What lines of the data hold the string "content"? Pull each one out.

--- Start DATASET EXCERPTS ---

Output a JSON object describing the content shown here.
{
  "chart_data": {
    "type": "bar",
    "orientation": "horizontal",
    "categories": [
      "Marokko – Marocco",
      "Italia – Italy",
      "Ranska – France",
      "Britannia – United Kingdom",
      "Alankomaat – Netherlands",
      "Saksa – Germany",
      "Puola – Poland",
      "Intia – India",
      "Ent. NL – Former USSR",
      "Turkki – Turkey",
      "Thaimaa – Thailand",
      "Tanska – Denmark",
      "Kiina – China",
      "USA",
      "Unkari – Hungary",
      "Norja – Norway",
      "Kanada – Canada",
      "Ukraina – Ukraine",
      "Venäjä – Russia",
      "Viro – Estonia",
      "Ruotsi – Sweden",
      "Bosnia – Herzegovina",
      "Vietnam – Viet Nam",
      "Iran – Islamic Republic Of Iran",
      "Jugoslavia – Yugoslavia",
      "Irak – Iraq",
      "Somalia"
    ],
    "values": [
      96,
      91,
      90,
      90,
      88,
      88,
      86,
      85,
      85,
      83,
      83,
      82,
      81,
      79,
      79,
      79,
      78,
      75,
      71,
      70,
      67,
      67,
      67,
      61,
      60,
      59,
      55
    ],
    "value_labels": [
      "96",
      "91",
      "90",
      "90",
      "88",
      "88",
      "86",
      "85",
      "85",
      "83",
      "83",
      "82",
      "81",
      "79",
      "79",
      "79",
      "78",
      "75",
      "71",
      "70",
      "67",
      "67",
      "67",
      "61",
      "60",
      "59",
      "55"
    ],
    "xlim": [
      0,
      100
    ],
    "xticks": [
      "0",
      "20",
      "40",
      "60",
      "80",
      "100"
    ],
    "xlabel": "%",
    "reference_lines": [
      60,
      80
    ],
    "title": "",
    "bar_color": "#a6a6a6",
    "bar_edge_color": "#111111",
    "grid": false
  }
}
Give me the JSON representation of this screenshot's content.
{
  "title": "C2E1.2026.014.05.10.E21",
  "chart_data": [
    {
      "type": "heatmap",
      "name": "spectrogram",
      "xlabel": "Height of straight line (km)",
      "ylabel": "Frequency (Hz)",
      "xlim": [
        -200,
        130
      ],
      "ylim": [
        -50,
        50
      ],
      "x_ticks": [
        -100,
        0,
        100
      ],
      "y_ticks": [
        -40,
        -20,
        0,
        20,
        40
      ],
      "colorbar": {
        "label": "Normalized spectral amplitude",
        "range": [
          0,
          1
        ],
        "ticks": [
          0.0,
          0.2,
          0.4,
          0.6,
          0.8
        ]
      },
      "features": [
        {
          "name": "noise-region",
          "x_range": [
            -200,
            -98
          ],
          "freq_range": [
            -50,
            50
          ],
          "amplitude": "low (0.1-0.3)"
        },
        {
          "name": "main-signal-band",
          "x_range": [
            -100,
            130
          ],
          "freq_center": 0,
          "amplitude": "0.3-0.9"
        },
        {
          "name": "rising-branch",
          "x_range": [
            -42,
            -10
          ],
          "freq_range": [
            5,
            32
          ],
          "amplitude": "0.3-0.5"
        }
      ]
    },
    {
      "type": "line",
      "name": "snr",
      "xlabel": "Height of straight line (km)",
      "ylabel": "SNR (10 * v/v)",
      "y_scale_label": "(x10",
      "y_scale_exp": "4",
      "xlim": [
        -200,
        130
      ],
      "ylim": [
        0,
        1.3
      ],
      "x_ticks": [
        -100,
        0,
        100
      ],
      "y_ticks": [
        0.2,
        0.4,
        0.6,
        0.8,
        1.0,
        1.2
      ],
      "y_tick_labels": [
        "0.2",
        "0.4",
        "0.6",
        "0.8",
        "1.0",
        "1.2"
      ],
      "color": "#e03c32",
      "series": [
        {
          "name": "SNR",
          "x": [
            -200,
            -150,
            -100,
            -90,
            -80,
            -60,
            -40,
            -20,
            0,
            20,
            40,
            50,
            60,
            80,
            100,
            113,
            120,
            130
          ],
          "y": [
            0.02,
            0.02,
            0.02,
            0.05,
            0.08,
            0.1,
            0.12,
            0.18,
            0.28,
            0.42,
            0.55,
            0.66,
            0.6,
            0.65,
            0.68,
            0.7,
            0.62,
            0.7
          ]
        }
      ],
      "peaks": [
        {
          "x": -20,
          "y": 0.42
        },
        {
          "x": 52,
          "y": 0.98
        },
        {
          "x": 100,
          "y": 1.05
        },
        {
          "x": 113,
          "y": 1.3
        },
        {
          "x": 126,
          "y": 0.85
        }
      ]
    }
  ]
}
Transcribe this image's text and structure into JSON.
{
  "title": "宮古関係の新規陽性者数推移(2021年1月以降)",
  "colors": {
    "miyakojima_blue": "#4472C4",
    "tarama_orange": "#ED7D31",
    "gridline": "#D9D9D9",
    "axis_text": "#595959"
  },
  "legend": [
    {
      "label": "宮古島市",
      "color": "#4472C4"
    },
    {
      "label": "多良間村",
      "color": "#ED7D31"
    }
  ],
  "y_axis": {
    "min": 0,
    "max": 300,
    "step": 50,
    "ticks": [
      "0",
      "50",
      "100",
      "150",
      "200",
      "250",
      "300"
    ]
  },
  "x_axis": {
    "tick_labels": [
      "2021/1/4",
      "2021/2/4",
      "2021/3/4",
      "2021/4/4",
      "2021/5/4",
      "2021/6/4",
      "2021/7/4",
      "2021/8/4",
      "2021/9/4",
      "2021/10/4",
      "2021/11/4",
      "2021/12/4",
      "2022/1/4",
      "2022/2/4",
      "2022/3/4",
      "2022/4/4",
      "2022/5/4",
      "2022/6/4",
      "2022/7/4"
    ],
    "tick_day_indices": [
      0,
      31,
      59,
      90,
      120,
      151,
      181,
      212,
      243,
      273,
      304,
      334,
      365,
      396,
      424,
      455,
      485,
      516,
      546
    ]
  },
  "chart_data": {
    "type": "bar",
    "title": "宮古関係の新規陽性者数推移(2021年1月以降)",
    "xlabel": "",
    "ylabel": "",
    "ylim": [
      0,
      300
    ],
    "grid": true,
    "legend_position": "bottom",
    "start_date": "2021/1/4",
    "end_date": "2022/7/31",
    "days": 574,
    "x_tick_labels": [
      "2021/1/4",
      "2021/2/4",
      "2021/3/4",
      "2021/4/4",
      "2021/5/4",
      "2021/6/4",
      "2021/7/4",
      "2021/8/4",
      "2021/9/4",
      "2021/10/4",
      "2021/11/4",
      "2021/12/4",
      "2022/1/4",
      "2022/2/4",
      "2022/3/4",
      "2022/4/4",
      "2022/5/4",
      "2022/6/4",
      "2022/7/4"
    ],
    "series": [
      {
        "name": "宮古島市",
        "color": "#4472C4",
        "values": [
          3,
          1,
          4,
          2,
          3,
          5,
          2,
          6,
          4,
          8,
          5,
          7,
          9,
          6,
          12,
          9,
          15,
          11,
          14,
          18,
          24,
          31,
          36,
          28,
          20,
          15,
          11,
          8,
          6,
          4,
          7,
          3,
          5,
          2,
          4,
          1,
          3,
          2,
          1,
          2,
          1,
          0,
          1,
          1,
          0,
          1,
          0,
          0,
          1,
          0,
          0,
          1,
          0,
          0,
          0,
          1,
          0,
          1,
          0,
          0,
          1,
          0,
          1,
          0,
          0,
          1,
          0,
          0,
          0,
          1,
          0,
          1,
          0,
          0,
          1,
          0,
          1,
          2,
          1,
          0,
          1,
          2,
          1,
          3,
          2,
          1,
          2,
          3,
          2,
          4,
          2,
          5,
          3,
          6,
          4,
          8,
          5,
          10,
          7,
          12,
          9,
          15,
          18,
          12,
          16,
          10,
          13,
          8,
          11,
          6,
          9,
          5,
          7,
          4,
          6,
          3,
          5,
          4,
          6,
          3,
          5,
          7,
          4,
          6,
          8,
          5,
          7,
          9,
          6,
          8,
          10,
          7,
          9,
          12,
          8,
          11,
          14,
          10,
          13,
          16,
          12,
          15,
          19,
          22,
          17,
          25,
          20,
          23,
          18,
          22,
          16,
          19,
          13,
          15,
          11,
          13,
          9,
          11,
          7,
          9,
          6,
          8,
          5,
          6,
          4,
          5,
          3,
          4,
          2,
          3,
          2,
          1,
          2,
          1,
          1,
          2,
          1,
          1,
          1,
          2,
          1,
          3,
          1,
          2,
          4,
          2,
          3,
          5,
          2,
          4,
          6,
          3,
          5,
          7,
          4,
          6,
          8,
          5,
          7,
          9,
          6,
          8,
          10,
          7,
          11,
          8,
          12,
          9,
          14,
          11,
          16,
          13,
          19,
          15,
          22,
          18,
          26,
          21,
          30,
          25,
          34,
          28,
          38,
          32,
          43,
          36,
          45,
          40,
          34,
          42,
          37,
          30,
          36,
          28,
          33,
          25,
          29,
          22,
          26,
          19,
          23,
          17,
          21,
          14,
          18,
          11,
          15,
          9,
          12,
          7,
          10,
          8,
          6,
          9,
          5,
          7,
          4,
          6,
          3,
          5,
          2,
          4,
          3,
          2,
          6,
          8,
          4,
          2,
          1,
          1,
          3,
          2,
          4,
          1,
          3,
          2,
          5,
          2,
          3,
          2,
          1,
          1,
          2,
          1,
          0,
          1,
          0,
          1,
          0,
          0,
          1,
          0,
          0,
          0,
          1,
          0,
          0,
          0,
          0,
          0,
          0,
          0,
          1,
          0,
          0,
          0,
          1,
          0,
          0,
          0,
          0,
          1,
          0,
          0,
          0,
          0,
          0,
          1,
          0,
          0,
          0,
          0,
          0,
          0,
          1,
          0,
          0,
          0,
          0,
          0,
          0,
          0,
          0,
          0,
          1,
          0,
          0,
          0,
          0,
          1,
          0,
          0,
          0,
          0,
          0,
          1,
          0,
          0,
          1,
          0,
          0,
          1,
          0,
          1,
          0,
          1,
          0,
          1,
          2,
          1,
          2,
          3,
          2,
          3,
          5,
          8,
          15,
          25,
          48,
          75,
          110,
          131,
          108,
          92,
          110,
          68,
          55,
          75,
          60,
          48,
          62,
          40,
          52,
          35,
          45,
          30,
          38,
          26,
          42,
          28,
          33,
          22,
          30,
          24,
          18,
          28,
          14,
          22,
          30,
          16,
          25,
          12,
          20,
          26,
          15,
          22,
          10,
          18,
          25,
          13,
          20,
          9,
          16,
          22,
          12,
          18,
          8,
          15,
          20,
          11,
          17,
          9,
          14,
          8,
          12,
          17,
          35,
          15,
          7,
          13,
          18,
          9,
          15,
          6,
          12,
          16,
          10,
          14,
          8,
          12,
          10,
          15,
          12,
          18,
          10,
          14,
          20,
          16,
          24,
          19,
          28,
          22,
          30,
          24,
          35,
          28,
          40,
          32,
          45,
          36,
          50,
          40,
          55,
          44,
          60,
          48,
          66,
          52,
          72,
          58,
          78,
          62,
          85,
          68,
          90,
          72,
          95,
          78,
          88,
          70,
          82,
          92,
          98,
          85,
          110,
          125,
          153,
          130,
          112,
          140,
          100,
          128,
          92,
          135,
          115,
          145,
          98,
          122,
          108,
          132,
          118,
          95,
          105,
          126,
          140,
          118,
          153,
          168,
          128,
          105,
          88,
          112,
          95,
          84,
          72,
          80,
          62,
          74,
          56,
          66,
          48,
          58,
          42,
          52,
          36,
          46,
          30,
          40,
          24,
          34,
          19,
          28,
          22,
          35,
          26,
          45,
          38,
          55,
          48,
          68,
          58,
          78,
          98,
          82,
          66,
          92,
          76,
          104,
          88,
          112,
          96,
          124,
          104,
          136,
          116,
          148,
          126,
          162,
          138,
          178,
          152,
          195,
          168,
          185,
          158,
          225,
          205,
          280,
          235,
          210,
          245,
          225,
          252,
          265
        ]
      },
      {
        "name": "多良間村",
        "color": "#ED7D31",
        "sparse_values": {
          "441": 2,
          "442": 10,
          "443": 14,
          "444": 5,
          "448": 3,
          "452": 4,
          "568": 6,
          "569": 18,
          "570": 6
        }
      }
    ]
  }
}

--- End DATASET EXCERPTS ---

SOLUTION BELOW:
Output a JSON object describing the content shown here.
Give me the JSON representation of this screenshot's content.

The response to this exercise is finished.